Excerpted records =
= = =
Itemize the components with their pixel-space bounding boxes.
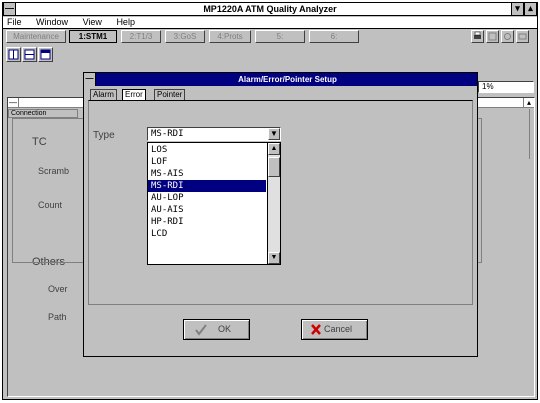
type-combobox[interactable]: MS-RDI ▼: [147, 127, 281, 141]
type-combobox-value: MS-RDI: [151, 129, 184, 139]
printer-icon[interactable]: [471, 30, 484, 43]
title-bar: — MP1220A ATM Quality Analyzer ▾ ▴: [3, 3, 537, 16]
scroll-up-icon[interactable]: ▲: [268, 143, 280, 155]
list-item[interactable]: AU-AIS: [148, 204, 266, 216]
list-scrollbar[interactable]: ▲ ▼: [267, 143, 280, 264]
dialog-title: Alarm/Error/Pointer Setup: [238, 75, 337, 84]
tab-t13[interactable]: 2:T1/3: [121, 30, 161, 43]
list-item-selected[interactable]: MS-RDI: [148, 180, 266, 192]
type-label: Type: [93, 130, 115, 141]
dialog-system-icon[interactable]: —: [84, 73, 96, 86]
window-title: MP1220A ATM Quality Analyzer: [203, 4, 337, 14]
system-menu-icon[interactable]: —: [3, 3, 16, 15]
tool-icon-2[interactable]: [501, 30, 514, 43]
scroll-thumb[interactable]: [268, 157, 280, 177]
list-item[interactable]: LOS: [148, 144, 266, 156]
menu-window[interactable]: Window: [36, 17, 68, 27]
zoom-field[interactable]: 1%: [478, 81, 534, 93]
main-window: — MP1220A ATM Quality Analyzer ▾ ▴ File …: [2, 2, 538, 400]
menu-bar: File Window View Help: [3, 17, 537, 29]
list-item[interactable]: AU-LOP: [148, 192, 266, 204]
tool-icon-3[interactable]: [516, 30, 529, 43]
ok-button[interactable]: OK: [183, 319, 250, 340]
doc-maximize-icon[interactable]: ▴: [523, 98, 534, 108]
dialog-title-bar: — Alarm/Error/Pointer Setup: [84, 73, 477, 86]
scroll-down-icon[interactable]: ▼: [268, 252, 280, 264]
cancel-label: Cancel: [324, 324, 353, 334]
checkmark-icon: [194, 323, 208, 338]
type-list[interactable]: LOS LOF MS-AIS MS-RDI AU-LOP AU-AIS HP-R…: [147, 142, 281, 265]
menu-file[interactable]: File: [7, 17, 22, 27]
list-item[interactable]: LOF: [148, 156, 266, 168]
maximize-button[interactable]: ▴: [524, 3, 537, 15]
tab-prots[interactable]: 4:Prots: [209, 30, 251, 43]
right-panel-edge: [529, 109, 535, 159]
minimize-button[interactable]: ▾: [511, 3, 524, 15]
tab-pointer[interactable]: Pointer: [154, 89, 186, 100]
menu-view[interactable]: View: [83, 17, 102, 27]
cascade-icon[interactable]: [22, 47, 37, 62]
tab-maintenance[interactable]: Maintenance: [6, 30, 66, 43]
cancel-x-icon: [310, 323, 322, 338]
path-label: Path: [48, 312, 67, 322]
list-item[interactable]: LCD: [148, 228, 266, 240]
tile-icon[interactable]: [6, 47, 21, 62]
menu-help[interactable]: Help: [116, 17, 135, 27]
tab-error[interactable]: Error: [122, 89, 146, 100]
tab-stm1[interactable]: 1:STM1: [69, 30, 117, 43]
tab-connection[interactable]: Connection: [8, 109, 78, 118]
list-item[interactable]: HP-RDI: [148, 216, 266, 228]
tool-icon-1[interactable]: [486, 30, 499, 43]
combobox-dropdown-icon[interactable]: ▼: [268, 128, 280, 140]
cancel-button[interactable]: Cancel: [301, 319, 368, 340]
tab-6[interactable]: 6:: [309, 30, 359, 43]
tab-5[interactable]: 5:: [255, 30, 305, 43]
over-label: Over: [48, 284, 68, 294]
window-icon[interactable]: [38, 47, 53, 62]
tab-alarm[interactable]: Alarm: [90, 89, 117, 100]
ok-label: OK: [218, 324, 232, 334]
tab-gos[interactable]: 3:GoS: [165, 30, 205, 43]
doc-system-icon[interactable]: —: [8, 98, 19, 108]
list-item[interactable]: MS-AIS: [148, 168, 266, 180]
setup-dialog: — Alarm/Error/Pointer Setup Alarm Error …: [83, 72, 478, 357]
= = =
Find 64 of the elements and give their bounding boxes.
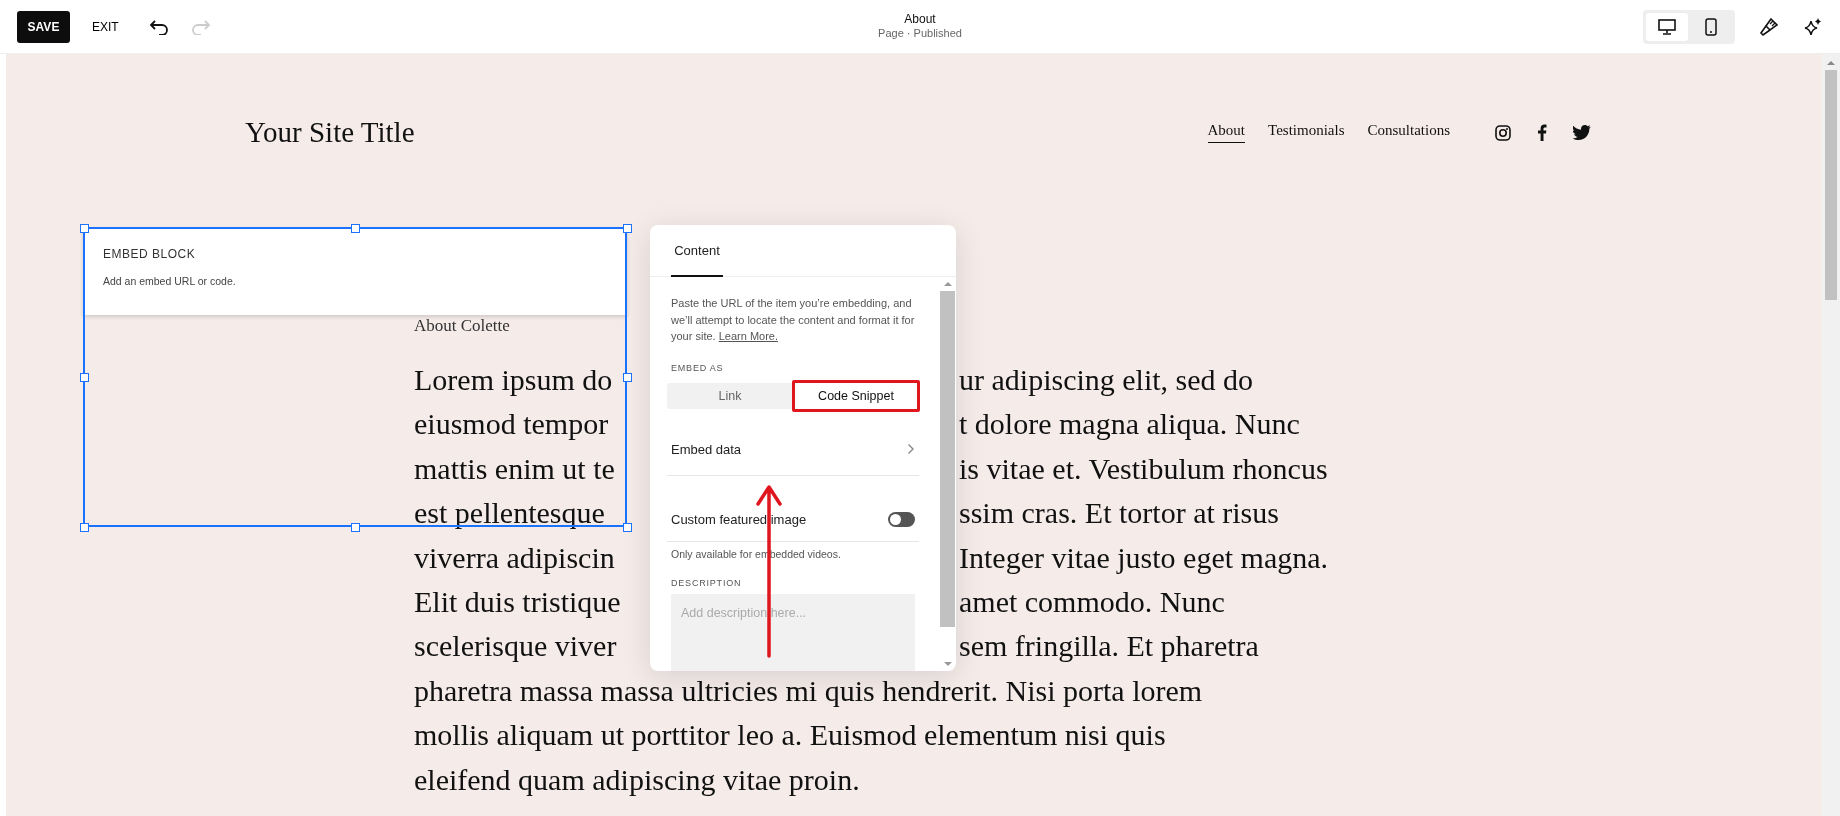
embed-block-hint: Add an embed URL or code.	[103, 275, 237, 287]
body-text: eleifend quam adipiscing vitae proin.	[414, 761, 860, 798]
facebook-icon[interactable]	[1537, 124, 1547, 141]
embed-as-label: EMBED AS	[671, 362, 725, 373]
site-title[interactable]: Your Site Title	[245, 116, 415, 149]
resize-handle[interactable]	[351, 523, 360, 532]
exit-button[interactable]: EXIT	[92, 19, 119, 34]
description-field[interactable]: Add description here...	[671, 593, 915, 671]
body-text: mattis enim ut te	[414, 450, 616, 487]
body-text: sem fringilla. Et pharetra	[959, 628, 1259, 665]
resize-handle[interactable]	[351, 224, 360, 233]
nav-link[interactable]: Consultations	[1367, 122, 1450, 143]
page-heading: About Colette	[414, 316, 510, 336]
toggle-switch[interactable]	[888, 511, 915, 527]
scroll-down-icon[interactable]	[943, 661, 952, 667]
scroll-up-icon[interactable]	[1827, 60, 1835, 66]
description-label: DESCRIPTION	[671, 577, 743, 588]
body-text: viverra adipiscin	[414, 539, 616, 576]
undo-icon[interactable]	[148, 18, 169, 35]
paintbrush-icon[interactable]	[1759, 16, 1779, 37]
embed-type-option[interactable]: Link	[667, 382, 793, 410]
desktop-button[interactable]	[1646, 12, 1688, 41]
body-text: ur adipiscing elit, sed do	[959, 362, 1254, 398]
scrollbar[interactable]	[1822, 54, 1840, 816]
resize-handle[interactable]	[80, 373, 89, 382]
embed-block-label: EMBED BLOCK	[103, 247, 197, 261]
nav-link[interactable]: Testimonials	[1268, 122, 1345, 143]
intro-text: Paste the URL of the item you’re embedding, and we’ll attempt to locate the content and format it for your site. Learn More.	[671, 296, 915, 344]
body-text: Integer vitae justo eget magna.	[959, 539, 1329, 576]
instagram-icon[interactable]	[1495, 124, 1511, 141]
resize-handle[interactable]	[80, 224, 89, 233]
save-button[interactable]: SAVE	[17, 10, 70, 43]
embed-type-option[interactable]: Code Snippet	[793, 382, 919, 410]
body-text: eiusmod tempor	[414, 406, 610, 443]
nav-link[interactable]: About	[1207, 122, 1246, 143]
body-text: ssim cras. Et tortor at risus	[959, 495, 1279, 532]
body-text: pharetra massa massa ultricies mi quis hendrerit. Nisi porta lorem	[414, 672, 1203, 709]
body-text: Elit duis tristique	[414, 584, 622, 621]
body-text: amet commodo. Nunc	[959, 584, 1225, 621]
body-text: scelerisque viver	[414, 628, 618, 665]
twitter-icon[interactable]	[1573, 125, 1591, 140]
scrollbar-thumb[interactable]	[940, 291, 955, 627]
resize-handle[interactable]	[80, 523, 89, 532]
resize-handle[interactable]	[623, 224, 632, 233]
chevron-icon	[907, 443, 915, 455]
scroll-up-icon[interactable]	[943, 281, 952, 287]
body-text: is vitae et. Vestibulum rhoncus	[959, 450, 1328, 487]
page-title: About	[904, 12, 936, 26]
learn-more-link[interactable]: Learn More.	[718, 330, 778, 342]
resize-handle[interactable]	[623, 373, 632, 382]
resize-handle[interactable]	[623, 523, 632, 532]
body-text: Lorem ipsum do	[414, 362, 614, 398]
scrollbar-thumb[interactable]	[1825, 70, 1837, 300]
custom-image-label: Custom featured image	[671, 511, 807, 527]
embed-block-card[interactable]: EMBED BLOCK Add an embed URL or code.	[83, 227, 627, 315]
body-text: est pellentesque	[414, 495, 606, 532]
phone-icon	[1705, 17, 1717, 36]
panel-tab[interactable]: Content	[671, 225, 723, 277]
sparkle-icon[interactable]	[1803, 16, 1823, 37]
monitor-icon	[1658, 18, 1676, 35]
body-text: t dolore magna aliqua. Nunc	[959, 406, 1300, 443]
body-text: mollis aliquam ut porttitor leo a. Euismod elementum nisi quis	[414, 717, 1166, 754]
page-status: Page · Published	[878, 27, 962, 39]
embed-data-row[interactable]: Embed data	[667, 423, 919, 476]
= = =
Directive = Copy the records starting at the line containing "embed-block-hint: Add an" and ending at the line containing "539, 616, 576]", both of those lines included.

Task response =
embed-block-hint: Add an embed URL or code.	[103, 275, 237, 287]
body-text: eleifend quam adipiscing vitae proin.	[414, 761, 860, 798]
facebook-icon[interactable]	[1537, 124, 1547, 141]
embed-as-label: EMBED AS	[671, 362, 725, 373]
site-title[interactable]: Your Site Title	[245, 116, 415, 149]
resize-handle[interactable]	[351, 523, 360, 532]
exit-button[interactable]: EXIT	[92, 19, 119, 34]
description-field[interactable]: Add description here...	[671, 593, 915, 671]
body-text: mattis enim ut te	[414, 450, 616, 487]
body-text: sem fringilla. Et pharetra	[959, 628, 1259, 665]
resize-handle[interactable]	[351, 224, 360, 233]
nav-link[interactable]: Consultations	[1367, 122, 1450, 143]
page-heading: About Colette	[414, 316, 510, 336]
toggle-switch[interactable]	[888, 511, 915, 527]
scroll-down-icon[interactable]	[943, 661, 952, 667]
scroll-up-icon[interactable]	[1827, 60, 1835, 66]
description-label: DESCRIPTION	[671, 577, 743, 588]
body-text: viverra adipiscin	[414, 539, 616, 576]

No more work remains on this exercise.